WHAT YOU HAVE TO DO ->
Count every line where "this" occurs. Give the total alone.

Data records:
::::

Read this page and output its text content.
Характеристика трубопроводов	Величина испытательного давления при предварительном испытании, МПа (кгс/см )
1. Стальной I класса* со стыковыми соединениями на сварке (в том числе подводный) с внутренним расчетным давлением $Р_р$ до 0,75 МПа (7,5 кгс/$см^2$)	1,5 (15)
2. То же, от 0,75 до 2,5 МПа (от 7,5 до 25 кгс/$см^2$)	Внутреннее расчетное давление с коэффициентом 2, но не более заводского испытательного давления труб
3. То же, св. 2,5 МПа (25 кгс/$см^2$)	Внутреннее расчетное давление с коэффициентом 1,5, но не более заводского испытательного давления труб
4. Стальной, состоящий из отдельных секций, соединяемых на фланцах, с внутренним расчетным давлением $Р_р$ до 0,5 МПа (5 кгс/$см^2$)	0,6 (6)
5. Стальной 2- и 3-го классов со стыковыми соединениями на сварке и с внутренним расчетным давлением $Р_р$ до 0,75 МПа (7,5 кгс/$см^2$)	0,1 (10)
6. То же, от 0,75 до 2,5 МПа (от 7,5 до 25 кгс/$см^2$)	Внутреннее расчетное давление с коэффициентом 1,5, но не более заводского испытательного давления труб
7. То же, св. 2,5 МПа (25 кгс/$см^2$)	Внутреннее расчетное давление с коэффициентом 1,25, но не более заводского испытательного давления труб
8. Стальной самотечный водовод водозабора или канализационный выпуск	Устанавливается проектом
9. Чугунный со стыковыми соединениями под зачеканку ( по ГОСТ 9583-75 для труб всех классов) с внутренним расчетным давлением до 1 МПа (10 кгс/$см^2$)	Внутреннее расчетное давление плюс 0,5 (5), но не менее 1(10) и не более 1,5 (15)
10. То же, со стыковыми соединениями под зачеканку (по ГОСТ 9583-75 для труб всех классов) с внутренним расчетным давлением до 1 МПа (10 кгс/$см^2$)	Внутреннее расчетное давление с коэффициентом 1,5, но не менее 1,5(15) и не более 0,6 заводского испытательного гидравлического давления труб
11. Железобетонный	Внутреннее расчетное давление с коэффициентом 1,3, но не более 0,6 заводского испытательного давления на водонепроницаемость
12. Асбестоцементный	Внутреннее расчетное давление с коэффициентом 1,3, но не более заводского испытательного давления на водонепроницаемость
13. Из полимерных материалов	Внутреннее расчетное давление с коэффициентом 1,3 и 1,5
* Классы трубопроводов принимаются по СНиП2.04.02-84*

::::

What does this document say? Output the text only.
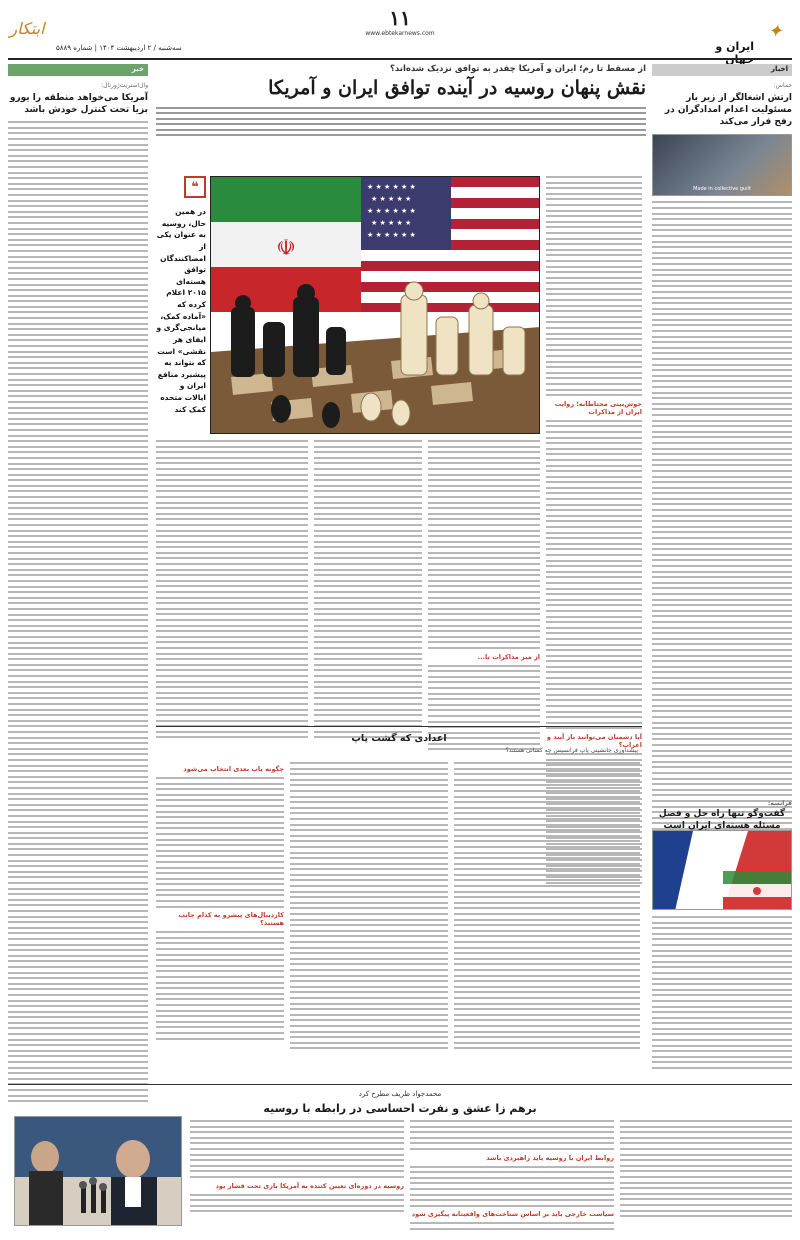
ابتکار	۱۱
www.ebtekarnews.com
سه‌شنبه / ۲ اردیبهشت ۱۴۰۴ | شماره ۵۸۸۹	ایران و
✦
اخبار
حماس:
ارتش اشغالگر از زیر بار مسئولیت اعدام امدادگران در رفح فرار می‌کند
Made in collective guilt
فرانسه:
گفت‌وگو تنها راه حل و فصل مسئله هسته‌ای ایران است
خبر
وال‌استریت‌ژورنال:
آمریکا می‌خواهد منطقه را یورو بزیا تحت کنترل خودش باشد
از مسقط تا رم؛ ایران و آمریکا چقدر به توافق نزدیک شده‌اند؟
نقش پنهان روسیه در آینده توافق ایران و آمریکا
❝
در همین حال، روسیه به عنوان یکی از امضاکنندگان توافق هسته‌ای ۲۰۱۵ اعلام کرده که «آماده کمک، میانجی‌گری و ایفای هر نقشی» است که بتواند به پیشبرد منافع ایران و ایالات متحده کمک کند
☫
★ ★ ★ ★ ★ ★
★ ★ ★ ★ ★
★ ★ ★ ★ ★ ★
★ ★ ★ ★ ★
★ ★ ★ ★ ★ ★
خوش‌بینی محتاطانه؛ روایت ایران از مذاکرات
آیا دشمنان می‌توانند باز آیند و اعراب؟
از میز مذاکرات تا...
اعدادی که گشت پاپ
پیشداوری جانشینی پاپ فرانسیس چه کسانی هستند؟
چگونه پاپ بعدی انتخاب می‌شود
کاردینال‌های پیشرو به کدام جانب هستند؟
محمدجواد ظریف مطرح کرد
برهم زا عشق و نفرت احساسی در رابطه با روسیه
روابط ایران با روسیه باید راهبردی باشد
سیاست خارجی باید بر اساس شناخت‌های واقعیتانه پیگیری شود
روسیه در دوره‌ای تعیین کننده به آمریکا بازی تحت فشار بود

::::

WRITTEN SOLUTION ->
2